Work to complete →
Images excepted, the data below must be repeated exactly.

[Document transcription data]
====

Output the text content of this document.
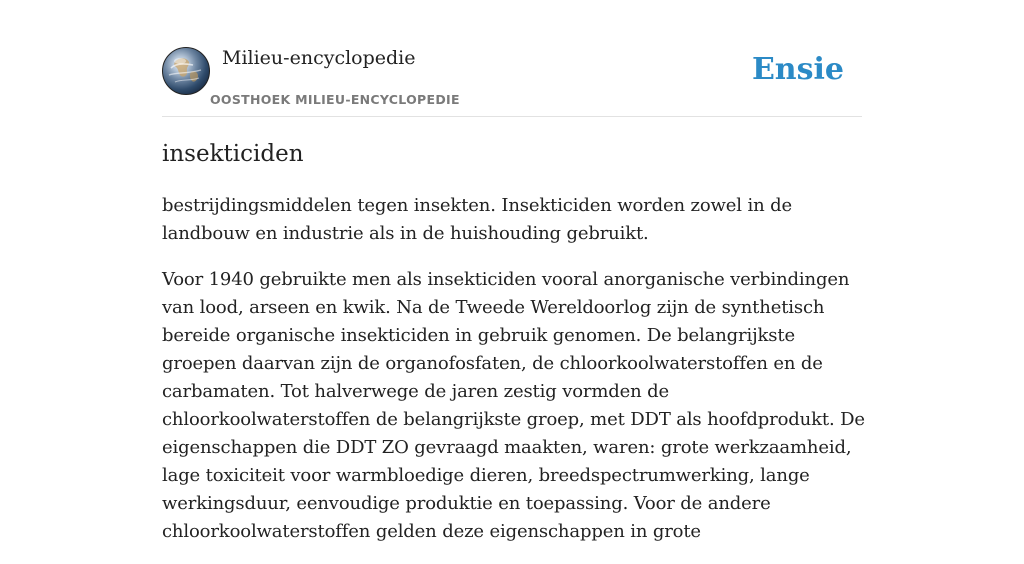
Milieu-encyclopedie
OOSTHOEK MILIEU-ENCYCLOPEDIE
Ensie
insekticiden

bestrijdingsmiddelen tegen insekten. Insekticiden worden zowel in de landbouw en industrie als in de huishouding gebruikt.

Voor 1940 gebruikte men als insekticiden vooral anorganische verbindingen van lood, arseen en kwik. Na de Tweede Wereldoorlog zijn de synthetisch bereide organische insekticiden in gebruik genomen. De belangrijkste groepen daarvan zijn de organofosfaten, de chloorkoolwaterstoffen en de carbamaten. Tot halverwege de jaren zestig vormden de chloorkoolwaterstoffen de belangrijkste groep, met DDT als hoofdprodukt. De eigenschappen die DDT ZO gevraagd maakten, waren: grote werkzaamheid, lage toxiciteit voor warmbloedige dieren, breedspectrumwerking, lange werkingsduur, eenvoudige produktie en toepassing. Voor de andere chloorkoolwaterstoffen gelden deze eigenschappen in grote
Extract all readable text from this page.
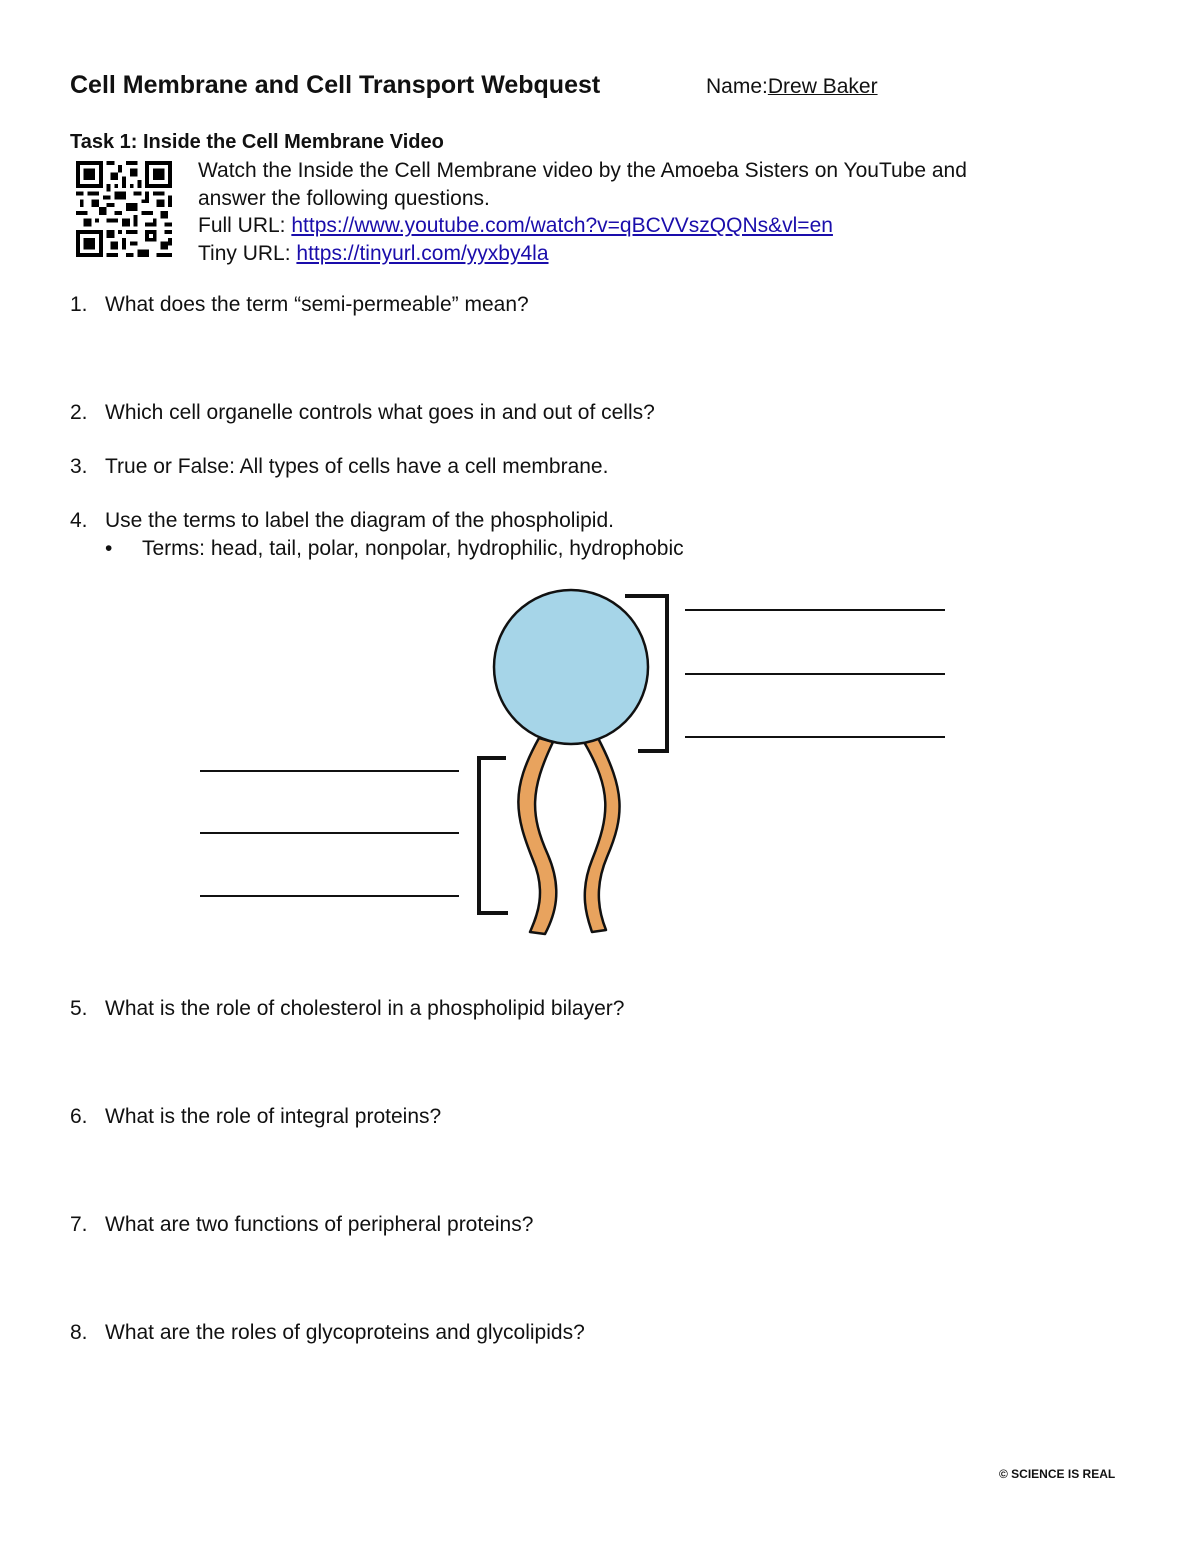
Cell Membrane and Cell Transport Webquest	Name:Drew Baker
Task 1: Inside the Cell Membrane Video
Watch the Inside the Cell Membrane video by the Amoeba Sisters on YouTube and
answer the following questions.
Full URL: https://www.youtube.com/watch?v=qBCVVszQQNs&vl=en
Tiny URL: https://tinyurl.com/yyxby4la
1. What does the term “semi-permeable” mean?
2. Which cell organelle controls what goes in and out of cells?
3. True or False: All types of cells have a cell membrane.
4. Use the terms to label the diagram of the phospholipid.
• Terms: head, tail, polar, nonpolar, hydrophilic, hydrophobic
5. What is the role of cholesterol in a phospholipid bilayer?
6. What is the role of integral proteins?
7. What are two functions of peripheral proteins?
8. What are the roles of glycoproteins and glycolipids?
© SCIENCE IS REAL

====

Result of this task →
Output the text content of this document.
Milieu-encyclopedie
OOSTHOEK MILIEU-ENCYCLOPEDIE
Ensie
insekticiden

bestrijdingsmiddelen tegen insekten. Insekticiden worden zowel in de landbouw en industrie als in de huishouding gebruikt.

Voor 1940 gebruikte men als insekticiden vooral anorganische verbindingen van lood, arseen en kwik. Na de Tweede Wereldoorlog zijn de synthetisch bereide organische insekticiden in gebruik genomen. De belangrijkste groepen daarvan zijn de organofosfaten, de chloorkoolwaterstoffen en de carbamaten. Tot halverwege de jaren zestig vormden de chloorkoolwaterstoffen de belangrijkste groep, met DDT als hoofdprodukt. De eigenschappen die DDT ZO gevraagd maakten, waren: grote werkzaamheid, lage toxiciteit voor warmbloedige dieren, breedspectrumwerking, lange werkingsduur, eenvoudige produktie en toepassing. Voor de andere chloorkoolwaterstoffen gelden deze eigenschappen in grote
Extract all readable text from this page.
Cell Membrane and Cell Transport Webquest	Name:Drew Baker
Task 1: Inside the Cell Membrane Video
Watch the Inside the Cell Membrane video by the Amoeba Sisters on YouTube and
answer the following questions.
Full URL: https://www.youtube.com/watch?v=qBCVVszQQNs&vl=en
Tiny URL: https://tinyurl.com/yyxby4la
1. What does the term “semi-permeable” mean?
2. Which cell organelle controls what goes in and out of cells?
3. True or False: All types of cells have a cell membrane.
4. Use the terms to label the diagram of the phospholipid.
• Terms: head, tail, polar, nonpolar, hydrophilic, hydrophobic
5. What is the role of cholesterol in a phospholipid bilayer?
6. What is the role of integral proteins?
7. What are two functions of peripheral proteins?
8. What are the roles of glycoproteins and glycolipids?
© SCIENCE IS REAL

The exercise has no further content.